[Stated problem]: Below are some records; reproduce every one of them exactly.

(Entries taken from a collection)

——

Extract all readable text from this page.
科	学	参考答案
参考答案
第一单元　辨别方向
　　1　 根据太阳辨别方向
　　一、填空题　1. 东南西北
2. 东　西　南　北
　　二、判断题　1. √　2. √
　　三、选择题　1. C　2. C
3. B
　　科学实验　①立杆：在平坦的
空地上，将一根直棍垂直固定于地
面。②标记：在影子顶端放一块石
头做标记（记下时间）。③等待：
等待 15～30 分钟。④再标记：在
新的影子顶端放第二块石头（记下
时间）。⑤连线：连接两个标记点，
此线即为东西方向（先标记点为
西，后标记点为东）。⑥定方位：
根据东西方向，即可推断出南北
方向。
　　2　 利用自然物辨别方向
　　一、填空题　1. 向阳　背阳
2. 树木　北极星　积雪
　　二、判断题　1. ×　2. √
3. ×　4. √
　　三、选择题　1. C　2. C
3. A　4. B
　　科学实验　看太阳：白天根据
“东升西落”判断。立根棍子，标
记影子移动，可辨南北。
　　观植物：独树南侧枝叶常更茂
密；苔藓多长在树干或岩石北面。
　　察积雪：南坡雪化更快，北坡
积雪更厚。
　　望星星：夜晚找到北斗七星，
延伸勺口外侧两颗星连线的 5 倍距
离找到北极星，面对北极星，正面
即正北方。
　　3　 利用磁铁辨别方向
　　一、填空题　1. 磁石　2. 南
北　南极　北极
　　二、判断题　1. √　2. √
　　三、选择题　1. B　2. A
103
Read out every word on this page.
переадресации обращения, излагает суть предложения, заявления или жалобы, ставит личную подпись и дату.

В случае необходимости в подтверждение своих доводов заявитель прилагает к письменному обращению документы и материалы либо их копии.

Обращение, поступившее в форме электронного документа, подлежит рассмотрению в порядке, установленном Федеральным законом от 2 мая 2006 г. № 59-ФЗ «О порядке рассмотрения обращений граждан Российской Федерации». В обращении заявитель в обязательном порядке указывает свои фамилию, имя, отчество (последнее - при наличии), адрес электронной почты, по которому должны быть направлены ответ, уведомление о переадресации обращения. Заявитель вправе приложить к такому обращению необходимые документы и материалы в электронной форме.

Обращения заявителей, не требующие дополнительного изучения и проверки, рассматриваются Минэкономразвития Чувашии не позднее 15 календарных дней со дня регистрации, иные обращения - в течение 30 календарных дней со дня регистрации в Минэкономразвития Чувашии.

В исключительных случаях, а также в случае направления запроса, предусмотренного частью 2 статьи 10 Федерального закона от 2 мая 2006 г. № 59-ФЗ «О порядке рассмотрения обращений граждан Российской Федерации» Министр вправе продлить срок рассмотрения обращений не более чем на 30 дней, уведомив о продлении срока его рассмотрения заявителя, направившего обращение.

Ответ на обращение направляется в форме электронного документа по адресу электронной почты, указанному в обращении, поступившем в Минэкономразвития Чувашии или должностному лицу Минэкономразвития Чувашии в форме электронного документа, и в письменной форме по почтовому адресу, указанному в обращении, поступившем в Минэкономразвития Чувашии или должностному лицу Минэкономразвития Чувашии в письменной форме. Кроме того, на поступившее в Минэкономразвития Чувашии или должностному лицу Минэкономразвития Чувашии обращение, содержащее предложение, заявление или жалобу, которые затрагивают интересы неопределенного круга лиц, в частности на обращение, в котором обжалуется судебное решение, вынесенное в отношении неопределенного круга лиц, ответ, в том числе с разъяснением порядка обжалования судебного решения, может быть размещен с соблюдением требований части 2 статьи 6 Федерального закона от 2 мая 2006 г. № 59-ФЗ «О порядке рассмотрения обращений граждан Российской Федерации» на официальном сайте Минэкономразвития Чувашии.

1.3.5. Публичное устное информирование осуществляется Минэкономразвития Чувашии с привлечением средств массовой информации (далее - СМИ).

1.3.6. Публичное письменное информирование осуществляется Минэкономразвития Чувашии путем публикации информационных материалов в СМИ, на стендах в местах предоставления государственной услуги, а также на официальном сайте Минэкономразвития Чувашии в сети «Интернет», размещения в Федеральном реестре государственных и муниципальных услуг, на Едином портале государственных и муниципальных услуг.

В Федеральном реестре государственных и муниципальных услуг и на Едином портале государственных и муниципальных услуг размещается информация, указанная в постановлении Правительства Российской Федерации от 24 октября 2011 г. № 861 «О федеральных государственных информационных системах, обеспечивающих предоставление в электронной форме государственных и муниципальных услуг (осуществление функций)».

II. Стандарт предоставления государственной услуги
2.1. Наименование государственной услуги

——

[Solution]:
Extract all readable text from this page.
科	学	参考答案
参考答案
第一单元　辨别方向
　　1　 根据太阳辨别方向
　　一、填空题　1. 东南西北
2. 东　西　南　北
　　二、判断题　1. √　2. √
　　三、选择题　1. C　2. C
3. B
　　科学实验　①立杆：在平坦的
空地上，将一根直棍垂直固定于地
面。②标记：在影子顶端放一块石
头做标记（记下时间）。③等待：
等待 15～30 分钟。④再标记：在
新的影子顶端放第二块石头（记下
时间）。⑤连线：连接两个标记点，
此线即为东西方向（先标记点为
西，后标记点为东）。⑥定方位：
根据东西方向，即可推断出南北
方向。
　　2　 利用自然物辨别方向
　　一、填空题　1. 向阳　背阳
2. 树木　北极星　积雪
　　二、判断题　1. ×　2. √
3. ×　4. √
　　三、选择题　1. C　2. C
3. A　4. B
　　科学实验　看太阳：白天根据
“东升西落”判断。立根棍子，标
记影子移动，可辨南北。
　　观植物：独树南侧枝叶常更茂
密；苔藓多长在树干或岩石北面。
　　察积雪：南坡雪化更快，北坡
积雪更厚。
　　望星星：夜晚找到北斗七星，
延伸勺口外侧两颗星连线的 5 倍距
离找到北极星，面对北极星，正面
即正北方。
　　3　 利用磁铁辨别方向
　　一、填空题　1. 磁石　2. 南
北　南极　北极
　　二、判断题　1. √　2. √
　　三、选择题　1. B　2. A
103
Read out every word on this page.
переадресации обращения, излагает суть предложения, заявления или жалобы, ставит личную подпись и дату.

В случае необходимости в подтверждение своих доводов заявитель прилагает к письменному обращению документы и материалы либо их копии.

Обращение, поступившее в форме электронного документа, подлежит рассмотрению в порядке, установленном Федеральным законом от 2 мая 2006 г. № 59-ФЗ «О порядке рассмотрения обращений граждан Российской Федерации». В обращении заявитель в обязательном порядке указывает свои фамилию, имя, отчество (последнее - при наличии), адрес электронной почты, по которому должны быть направлены ответ, уведомление о переадресации обращения. Заявитель вправе приложить к такому обращению необходимые документы и материалы в электронной форме.

Обращения заявителей, не требующие дополнительного изучения и проверки, рассматриваются Минэкономразвития Чувашии не позднее 15 календарных дней со дня регистрации, иные обращения - в течение 30 календарных дней со дня регистрации в Минэкономразвития Чувашии.

В исключительных случаях, а также в случае направления запроса, предусмотренного частью 2 статьи 10 Федерального закона от 2 мая 2006 г. № 59-ФЗ «О порядке рассмотрения обращений граждан Российской Федерации» Министр вправе продлить срок рассмотрения обращений не более чем на 30 дней, уведомив о продлении срока его рассмотрения заявителя, направившего обращение.

Ответ на обращение направляется в форме электронного документа по адресу электронной почты, указанному в обращении, поступившем в Минэкономразвития Чувашии или должностному лицу Минэкономразвития Чувашии в форме электронного документа, и в письменной форме по почтовому адресу, указанному в обращении, поступившем в Минэкономразвития Чувашии или должностному лицу Минэкономразвития Чувашии в письменной форме. Кроме того, на поступившее в Минэкономразвития Чувашии или должностному лицу Минэкономразвития Чувашии обращение, содержащее предложение, заявление или жалобу, которые затрагивают интересы неопределенного круга лиц, в частности на обращение, в котором обжалуется судебное решение, вынесенное в отношении неопределенного круга лиц, ответ, в том числе с разъяснением порядка обжалования судебного решения, может быть размещен с соблюдением требований части 2 статьи 6 Федерального закона от 2 мая 2006 г. № 59-ФЗ «О порядке рассмотрения обращений граждан Российской Федерации» на официальном сайте Минэкономразвития Чувашии.

1.3.5. Публичное устное информирование осуществляется Минэкономразвития Чувашии с привлечением средств массовой информации (далее - СМИ).

1.3.6. Публичное письменное информирование осуществляется Минэкономразвития Чувашии путем публикации информационных материалов в СМИ, на стендах в местах предоставления государственной услуги, а также на официальном сайте Минэкономразвития Чувашии в сети «Интернет», размещения в Федеральном реестре государственных и муниципальных услуг, на Едином портале государственных и муниципальных услуг.

В Федеральном реестре государственных и муниципальных услуг и на Едином портале государственных и муниципальных услуг размещается информация, указанная в постановлении Правительства Российской Федерации от 24 октября 2011 г. № 861 «О федеральных государственных информационных системах, обеспечивающих предоставление в электронной форме государственных и муниципальных услуг (осуществление функций)».

II. Стандарт предоставления государственной услуги
2.1. Наименование государственной услуги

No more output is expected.